** Begin EXCERPTED DATA **

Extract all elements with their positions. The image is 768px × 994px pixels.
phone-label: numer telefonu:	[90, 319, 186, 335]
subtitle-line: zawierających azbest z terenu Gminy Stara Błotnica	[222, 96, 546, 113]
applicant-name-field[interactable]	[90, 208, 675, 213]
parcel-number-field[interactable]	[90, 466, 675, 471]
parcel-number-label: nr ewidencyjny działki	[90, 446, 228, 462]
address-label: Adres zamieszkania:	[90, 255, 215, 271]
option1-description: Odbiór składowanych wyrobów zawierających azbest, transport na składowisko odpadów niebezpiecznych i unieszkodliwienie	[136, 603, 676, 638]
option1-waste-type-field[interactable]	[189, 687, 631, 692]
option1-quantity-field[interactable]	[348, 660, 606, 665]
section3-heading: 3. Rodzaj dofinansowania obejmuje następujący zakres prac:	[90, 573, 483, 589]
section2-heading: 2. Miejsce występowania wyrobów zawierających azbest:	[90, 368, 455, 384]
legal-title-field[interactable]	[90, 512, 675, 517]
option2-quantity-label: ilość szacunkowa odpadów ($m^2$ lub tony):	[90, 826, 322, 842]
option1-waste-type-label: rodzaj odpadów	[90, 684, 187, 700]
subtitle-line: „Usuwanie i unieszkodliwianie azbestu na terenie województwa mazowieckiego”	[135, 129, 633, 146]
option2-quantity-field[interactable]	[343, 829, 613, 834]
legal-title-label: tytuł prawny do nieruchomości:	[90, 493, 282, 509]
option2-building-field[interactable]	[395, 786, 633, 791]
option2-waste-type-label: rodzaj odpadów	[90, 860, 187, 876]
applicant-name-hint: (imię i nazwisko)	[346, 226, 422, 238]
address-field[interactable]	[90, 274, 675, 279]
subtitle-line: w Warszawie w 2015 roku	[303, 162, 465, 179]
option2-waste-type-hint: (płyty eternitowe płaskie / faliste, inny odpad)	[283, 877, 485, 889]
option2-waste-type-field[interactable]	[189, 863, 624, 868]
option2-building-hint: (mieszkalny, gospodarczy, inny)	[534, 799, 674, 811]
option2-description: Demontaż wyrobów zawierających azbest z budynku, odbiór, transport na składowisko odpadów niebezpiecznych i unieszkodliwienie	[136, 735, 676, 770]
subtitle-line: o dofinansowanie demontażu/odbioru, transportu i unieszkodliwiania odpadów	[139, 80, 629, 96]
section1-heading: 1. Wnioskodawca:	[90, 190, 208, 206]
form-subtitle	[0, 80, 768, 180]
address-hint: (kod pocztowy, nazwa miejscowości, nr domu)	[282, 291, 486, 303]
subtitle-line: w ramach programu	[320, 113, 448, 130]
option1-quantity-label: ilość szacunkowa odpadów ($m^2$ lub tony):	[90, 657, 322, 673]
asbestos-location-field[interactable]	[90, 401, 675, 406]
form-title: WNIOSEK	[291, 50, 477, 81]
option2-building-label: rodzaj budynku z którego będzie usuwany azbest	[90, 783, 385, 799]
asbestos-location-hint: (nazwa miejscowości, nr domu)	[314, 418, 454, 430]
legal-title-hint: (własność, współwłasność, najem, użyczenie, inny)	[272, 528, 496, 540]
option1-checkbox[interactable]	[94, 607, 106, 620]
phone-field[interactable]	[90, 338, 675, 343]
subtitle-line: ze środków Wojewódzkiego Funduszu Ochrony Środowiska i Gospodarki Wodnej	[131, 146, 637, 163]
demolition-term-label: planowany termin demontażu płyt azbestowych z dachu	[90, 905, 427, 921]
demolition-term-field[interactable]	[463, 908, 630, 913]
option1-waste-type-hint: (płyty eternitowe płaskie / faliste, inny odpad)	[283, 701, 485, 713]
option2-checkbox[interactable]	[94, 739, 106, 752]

** End EXCERPTED DATA **

- [THE TASK]: Copy all of the lines above verbatim, from the first to the last.

- [SOLUTION TO THIS TASK]:
Extract all elements with their positions. The image is 768px × 994px pixels.
phone-label: numer telefonu:	[90, 319, 186, 335]
subtitle-line: zawierających azbest z terenu Gminy Stara Błotnica	[222, 96, 546, 113]
applicant-name-field[interactable]	[90, 208, 675, 213]
parcel-number-field[interactable]	[90, 466, 675, 471]
parcel-number-label: nr ewidencyjny działki	[90, 446, 228, 462]
address-label: Adres zamieszkania:	[90, 255, 215, 271]
option1-description: Odbiór składowanych wyrobów zawierających azbest, transport na składowisko odpadów niebezpiecznych i unieszkodliwienie	[136, 603, 676, 638]
option1-waste-type-field[interactable]	[189, 687, 631, 692]
option1-quantity-field[interactable]	[348, 660, 606, 665]
section3-heading: 3. Rodzaj dofinansowania obejmuje następujący zakres prac:	[90, 573, 483, 589]
section2-heading: 2. Miejsce występowania wyrobów zawierających azbest:	[90, 368, 455, 384]
legal-title-field[interactable]	[90, 512, 675, 517]
option2-quantity-label: ilość szacunkowa odpadów ($m^2$ lub tony):	[90, 826, 322, 842]
option1-waste-type-label: rodzaj odpadów	[90, 684, 187, 700]
subtitle-line: „Usuwanie i unieszkodliwianie azbestu na terenie województwa mazowieckiego”	[135, 129, 633, 146]
option2-quantity-field[interactable]	[343, 829, 613, 834]
legal-title-label: tytuł prawny do nieruchomości:	[90, 493, 282, 509]
option2-building-field[interactable]	[395, 786, 633, 791]
option2-waste-type-label: rodzaj odpadów	[90, 860, 187, 876]
applicant-name-hint: (imię i nazwisko)	[346, 226, 422, 238]
address-field[interactable]	[90, 274, 675, 279]
subtitle-line: w Warszawie w 2015 roku	[303, 162, 465, 179]
option2-waste-type-hint: (płyty eternitowe płaskie / faliste, inny odpad)	[283, 877, 485, 889]
option2-waste-type-field[interactable]	[189, 863, 624, 868]
option2-building-hint: (mieszkalny, gospodarczy, inny)	[534, 799, 674, 811]
option2-description: Demontaż wyrobów zawierających azbest z budynku, odbiór, transport na składowisko odpadów niebezpiecznych i unieszkodliwienie	[136, 735, 676, 770]
subtitle-line: o dofinansowanie demontażu/odbioru, transportu i unieszkodliwiania odpadów	[139, 80, 629, 96]
section1-heading: 1. Wnioskodawca:	[90, 190, 208, 206]
form-subtitle	[0, 80, 768, 180]
address-hint: (kod pocztowy, nazwa miejscowości, nr domu)	[282, 291, 486, 303]
subtitle-line: w ramach programu	[320, 113, 448, 130]
option1-quantity-label: ilość szacunkowa odpadów ($m^2$ lub tony):	[90, 657, 322, 673]
asbestos-location-field[interactable]	[90, 401, 675, 406]
form-title: WNIOSEK	[291, 50, 477, 81]
option2-building-label: rodzaj budynku z którego będzie usuwany azbest	[90, 783, 385, 799]
asbestos-location-hint: (nazwa miejscowości, nr domu)	[314, 418, 454, 430]
legal-title-hint: (własność, współwłasność, najem, użyczenie, inny)	[272, 528, 496, 540]
option1-checkbox[interactable]	[94, 607, 106, 620]
phone-field[interactable]	[90, 338, 675, 343]
subtitle-line: ze środków Wojewódzkiego Funduszu Ochrony Środowiska i Gospodarki Wodnej	[131, 146, 637, 163]
demolition-term-label: planowany termin demontażu płyt azbestowych z dachu	[90, 905, 427, 921]
demolition-term-field[interactable]	[463, 908, 630, 913]
option1-waste-type-hint: (płyty eternitowe płaskie / faliste, inny odpad)	[283, 701, 485, 713]
option2-checkbox[interactable]	[94, 739, 106, 752]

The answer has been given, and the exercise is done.